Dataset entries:
—————
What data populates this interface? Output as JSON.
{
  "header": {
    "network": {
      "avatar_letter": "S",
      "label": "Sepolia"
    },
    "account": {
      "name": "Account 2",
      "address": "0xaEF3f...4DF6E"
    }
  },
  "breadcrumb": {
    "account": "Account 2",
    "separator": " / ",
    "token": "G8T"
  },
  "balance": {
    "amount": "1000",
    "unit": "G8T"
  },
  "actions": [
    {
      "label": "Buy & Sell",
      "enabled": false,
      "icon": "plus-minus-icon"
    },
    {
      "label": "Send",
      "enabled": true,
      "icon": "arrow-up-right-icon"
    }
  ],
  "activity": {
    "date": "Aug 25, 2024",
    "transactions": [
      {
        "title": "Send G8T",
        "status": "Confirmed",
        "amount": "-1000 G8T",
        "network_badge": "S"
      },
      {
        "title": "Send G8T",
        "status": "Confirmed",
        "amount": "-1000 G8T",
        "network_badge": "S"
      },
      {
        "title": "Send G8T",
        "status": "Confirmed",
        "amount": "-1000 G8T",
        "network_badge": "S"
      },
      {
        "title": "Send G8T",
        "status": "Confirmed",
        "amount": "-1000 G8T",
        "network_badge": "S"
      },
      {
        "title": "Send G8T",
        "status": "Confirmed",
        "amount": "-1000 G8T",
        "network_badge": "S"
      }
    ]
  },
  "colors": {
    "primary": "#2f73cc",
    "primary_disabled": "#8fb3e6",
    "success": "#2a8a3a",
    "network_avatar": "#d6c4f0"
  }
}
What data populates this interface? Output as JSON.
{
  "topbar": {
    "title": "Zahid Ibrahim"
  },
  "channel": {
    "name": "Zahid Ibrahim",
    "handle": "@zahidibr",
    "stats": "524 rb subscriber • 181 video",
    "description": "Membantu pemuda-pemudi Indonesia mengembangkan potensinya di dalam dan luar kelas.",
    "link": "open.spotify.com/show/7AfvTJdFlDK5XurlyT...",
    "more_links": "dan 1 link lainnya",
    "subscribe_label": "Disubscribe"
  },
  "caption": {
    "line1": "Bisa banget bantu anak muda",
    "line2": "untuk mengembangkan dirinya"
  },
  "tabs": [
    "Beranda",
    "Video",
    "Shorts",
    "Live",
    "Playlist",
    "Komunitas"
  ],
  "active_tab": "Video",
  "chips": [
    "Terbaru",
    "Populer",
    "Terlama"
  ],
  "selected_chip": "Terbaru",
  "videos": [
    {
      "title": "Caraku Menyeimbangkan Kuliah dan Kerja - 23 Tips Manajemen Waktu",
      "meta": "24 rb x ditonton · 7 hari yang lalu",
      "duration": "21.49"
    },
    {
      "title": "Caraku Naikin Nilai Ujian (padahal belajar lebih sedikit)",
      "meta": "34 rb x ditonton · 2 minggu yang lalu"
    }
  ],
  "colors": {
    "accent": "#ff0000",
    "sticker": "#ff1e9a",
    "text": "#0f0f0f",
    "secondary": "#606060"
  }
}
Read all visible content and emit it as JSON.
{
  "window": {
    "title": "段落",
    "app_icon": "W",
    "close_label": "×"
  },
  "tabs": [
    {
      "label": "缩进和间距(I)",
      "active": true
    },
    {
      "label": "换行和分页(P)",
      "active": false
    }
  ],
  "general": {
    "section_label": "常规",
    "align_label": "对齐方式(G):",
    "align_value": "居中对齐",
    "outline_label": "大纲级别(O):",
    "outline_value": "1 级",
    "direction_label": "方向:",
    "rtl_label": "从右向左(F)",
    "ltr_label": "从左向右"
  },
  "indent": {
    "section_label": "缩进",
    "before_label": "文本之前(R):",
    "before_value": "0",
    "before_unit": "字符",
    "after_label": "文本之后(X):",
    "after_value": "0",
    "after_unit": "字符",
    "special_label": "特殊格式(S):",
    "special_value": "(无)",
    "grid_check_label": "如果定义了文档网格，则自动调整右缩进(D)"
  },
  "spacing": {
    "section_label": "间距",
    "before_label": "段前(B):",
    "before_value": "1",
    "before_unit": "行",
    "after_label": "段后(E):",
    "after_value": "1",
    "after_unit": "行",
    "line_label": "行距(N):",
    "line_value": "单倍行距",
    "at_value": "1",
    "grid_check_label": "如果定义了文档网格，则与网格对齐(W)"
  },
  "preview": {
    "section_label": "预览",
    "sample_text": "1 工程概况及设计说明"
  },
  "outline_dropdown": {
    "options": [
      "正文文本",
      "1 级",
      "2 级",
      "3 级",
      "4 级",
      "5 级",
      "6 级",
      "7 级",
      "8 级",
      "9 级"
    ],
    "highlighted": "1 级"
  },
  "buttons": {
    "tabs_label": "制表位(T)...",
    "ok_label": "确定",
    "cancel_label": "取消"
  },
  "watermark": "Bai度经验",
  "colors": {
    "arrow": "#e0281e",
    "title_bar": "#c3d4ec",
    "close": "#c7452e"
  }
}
—————
=== WHAT THE EXERCISE ASKS ===
The records above must be repeated exactly, every one of them.

=== OUTPUT FOR THIS EXERCISE ===
What data populates this interface? Output as JSON.
{
  "header": {
    "network": {
      "avatar_letter": "S",
      "label": "Sepolia"
    },
    "account": {
      "name": "Account 2",
      "address": "0xaEF3f...4DF6E"
    }
  },
  "breadcrumb": {
    "account": "Account 2",
    "separator": " / ",
    "token": "G8T"
  },
  "balance": {
    "amount": "1000",
    "unit": "G8T"
  },
  "actions": [
    {
      "label": "Buy & Sell",
      "enabled": false,
      "icon": "plus-minus-icon"
    },
    {
      "label": "Send",
      "enabled": true,
      "icon": "arrow-up-right-icon"
    }
  ],
  "activity": {
    "date": "Aug 25, 2024",
    "transactions": [
      {
        "title": "Send G8T",
        "status": "Confirmed",
        "amount": "-1000 G8T",
        "network_badge": "S"
      },
      {
        "title": "Send G8T",
        "status": "Confirmed",
        "amount": "-1000 G8T",
        "network_badge": "S"
      },
      {
        "title": "Send G8T",
        "status": "Confirmed",
        "amount": "-1000 G8T",
        "network_badge": "S"
      },
      {
        "title": "Send G8T",
        "status": "Confirmed",
        "amount": "-1000 G8T",
        "network_badge": "S"
      },
      {
        "title": "Send G8T",
        "status": "Confirmed",
        "amount": "-1000 G8T",
        "network_badge": "S"
      }
    ]
  },
  "colors": {
    "primary": "#2f73cc",
    "primary_disabled": "#8fb3e6",
    "success": "#2a8a3a",
    "network_avatar": "#d6c4f0"
  }
}
What data populates this interface? Output as JSON.
{
  "topbar": {
    "title": "Zahid Ibrahim"
  },
  "channel": {
    "name": "Zahid Ibrahim",
    "handle": "@zahidibr",
    "stats": "524 rb subscriber • 181 video",
    "description": "Membantu pemuda-pemudi Indonesia mengembangkan potensinya di dalam dan luar kelas.",
    "link": "open.spotify.com/show/7AfvTJdFlDK5XurlyT...",
    "more_links": "dan 1 link lainnya",
    "subscribe_label": "Disubscribe"
  },
  "caption": {
    "line1": "Bisa banget bantu anak muda",
    "line2": "untuk mengembangkan dirinya"
  },
  "tabs": [
    "Beranda",
    "Video",
    "Shorts",
    "Live",
    "Playlist",
    "Komunitas"
  ],
  "active_tab": "Video",
  "chips": [
    "Terbaru",
    "Populer",
    "Terlama"
  ],
  "selected_chip": "Terbaru",
  "videos": [
    {
      "title": "Caraku Menyeimbangkan Kuliah dan Kerja - 23 Tips Manajemen Waktu",
      "meta": "24 rb x ditonton · 7 hari yang lalu",
      "duration": "21.49"
    },
    {
      "title": "Caraku Naikin Nilai Ujian (padahal belajar lebih sedikit)",
      "meta": "34 rb x ditonton · 2 minggu yang lalu"
    }
  ],
  "colors": {
    "accent": "#ff0000",
    "sticker": "#ff1e9a",
    "text": "#0f0f0f",
    "secondary": "#606060"
  }
}
Read all visible content and emit it as JSON.
{
  "window": {
    "title": "段落",
    "app_icon": "W",
    "close_label": "×"
  },
  "tabs": [
    {
      "label": "缩进和间距(I)",
      "active": true
    },
    {
      "label": "换行和分页(P)",
      "active": false
    }
  ],
  "general": {
    "section_label": "常规",
    "align_label": "对齐方式(G):",
    "align_value": "居中对齐",
    "outline_label": "大纲级别(O):",
    "outline_value": "1 级",
    "direction_label": "方向:",
    "rtl_label": "从右向左(F)",
    "ltr_label": "从左向右"
  },
  "indent": {
    "section_label": "缩进",
    "before_label": "文本之前(R):",
    "before_value": "0",
    "before_unit": "字符",
    "after_label": "文本之后(X):",
    "after_value": "0",
    "after_unit": "字符",
    "special_label": "特殊格式(S):",
    "special_value": "(无)",
    "grid_check_label": "如果定义了文档网格，则自动调整右缩进(D)"
  },
  "spacing": {
    "section_label": "间距",
    "before_label": "段前(B):",
    "before_value": "1",
    "before_unit": "行",
    "after_label": "段后(E):",
    "after_value": "1",
    "after_unit": "行",
    "line_label": "行距(N):",
    "line_value": "单倍行距",
    "at_value": "1",
    "grid_check_label": "如果定义了文档网格，则与网格对齐(W)"
  },
  "preview": {
    "section_label": "预览",
    "sample_text": "1 工程概况及设计说明"
  },
  "outline_dropdown": {
    "options": [
      "正文文本",
      "1 级",
      "2 级",
      "3 级",
      "4 级",
      "5 级",
      "6 级",
      "7 级",
      "8 级",
      "9 级"
    ],
    "highlighted": "1 级"
  },
  "buttons": {
    "tabs_label": "制表位(T)...",
    "ok_label": "确定",
    "cancel_label": "取消"
  },
  "watermark": "Bai度经验",
  "colors": {
    "arrow": "#e0281e",
    "title_bar": "#c3d4ec",
    "close": "#c7452e"
  }
}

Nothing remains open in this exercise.